[What the task requires] Identify and reproduce every line holding the string "nicht".

[Task material]
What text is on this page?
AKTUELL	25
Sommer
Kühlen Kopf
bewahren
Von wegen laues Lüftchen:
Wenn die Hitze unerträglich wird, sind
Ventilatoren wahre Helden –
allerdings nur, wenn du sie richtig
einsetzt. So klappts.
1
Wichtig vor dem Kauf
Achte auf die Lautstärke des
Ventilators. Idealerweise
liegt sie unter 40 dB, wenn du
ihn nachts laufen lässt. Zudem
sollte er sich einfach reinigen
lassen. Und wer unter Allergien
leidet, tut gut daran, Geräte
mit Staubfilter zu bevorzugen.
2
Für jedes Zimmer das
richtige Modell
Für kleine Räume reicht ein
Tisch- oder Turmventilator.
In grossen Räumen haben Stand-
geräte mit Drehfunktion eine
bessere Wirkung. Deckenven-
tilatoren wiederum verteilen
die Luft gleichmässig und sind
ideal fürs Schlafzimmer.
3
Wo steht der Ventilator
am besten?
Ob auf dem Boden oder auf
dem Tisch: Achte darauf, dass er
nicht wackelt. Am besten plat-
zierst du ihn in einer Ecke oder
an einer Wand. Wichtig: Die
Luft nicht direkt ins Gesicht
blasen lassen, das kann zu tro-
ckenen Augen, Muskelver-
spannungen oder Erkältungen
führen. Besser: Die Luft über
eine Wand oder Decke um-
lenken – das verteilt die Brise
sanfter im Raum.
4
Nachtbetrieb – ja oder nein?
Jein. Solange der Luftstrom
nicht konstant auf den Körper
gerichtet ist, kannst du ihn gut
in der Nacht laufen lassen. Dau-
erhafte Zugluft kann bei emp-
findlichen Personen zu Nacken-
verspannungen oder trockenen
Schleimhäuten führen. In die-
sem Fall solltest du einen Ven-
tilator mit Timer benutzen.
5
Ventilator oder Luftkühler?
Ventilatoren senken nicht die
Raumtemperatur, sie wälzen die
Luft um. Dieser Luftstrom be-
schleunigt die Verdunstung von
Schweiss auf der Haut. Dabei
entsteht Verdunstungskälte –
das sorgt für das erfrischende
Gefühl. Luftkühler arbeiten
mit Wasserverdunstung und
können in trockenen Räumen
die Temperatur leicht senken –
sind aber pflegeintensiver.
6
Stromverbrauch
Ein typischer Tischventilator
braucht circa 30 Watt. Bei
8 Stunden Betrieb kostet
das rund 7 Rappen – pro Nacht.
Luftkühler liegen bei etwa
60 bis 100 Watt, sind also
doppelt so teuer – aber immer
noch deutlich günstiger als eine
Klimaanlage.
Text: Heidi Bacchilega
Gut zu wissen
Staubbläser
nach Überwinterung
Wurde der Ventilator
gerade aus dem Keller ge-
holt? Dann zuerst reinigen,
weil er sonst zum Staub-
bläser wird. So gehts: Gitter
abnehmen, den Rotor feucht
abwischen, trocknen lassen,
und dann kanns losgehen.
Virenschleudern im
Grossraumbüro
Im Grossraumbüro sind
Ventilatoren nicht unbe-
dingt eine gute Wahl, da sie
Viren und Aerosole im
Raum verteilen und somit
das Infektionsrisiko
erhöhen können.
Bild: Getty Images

[Task answer]
nicht wackelt. Am besten plat-
Luft nicht direkt ins Gesicht
nicht konstant auf den Körper
Ventilatoren senken nicht die
Ventilatoren nicht unbe-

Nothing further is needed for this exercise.